Count how many lines of the material below have the word "Methods" and give only the number.

## BEGIN Listing

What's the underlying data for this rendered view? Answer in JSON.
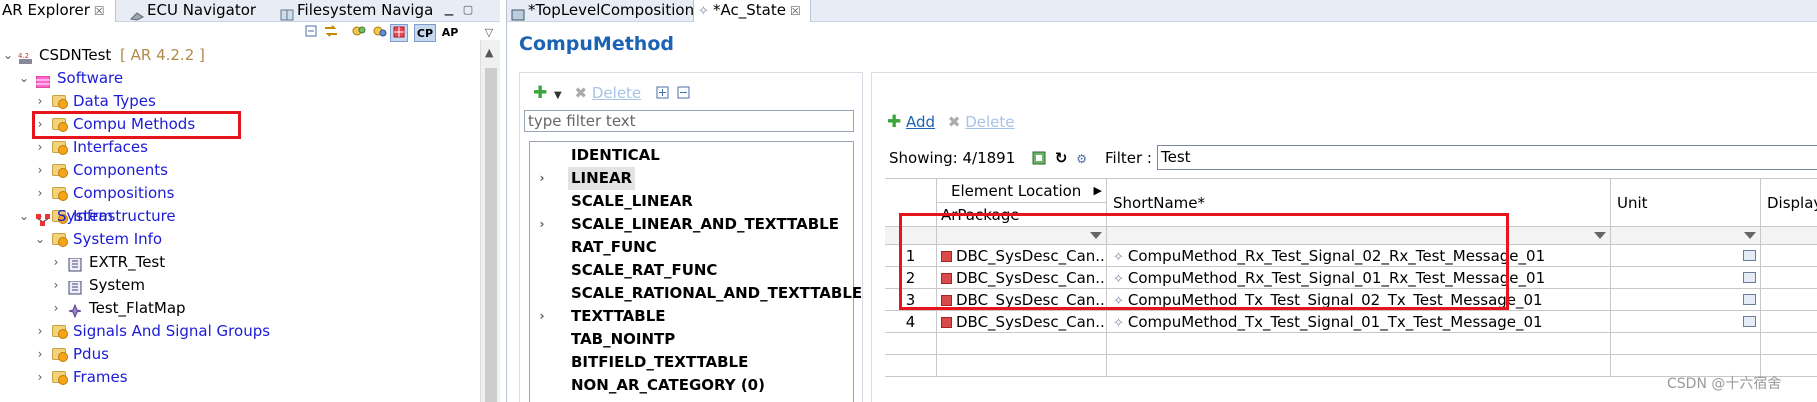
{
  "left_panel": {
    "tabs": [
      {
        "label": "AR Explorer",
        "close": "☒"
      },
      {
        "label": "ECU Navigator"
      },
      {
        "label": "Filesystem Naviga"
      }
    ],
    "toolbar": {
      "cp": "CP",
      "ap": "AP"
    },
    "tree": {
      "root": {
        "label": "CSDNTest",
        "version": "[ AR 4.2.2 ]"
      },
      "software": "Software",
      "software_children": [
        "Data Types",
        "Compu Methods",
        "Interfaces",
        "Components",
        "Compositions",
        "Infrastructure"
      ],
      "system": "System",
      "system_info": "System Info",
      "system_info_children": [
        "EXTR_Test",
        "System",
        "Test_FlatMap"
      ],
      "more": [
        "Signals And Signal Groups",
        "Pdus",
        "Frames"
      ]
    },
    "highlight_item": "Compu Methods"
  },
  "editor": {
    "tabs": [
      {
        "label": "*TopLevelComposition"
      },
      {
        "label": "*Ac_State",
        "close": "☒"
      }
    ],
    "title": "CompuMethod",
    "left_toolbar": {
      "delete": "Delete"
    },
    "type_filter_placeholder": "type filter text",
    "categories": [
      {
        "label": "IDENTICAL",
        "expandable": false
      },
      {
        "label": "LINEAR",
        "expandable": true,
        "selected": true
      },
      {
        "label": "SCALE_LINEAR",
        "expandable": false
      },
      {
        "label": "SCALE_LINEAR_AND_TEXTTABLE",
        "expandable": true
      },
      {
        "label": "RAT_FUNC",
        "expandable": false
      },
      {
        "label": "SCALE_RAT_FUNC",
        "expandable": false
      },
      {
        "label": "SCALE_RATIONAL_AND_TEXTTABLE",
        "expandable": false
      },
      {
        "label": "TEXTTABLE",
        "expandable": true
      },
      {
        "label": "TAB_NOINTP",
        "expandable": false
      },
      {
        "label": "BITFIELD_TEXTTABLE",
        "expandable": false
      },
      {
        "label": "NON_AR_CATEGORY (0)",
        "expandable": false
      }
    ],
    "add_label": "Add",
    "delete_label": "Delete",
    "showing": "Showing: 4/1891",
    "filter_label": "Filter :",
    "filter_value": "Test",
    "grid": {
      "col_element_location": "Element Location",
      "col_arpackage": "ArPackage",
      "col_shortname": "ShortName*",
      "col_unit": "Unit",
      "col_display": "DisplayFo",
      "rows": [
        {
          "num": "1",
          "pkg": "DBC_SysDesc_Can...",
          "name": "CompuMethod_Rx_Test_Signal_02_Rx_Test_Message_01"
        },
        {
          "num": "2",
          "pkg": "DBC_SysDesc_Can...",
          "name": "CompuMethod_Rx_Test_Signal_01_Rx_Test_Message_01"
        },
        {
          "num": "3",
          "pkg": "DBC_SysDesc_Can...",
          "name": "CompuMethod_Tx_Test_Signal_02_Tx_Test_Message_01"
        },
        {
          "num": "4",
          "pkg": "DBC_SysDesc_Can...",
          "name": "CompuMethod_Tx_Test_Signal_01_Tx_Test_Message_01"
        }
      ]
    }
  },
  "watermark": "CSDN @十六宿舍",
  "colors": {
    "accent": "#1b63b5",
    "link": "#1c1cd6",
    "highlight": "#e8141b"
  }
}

## END Listing
## BEGIN Listing

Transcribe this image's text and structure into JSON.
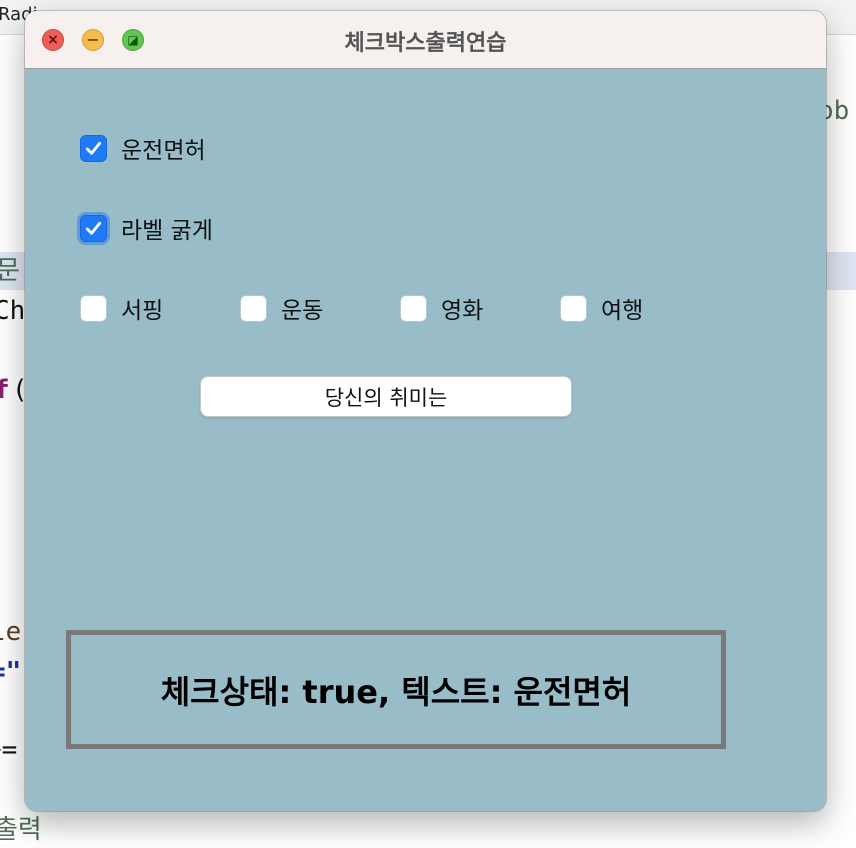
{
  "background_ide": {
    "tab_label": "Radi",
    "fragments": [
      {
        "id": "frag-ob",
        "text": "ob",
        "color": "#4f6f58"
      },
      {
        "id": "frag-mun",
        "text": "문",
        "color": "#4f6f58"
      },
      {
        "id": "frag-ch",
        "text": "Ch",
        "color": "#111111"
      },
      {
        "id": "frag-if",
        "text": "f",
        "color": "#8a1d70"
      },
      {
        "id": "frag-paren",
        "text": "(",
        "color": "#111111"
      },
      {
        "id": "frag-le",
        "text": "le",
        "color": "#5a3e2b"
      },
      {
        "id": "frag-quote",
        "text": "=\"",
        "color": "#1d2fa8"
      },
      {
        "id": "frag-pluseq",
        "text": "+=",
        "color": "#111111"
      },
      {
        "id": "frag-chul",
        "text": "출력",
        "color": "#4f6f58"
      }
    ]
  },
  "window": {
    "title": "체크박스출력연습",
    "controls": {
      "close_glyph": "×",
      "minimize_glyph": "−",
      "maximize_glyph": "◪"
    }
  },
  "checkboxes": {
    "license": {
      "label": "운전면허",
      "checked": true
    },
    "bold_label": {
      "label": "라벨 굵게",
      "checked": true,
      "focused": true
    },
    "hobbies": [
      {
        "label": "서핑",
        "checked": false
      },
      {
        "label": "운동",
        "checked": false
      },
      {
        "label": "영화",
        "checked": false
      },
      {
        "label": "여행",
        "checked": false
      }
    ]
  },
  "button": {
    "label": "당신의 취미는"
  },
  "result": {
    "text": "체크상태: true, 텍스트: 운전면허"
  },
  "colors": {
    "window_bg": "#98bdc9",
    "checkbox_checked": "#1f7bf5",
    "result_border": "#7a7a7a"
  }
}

## END Listing

## Result for this task
2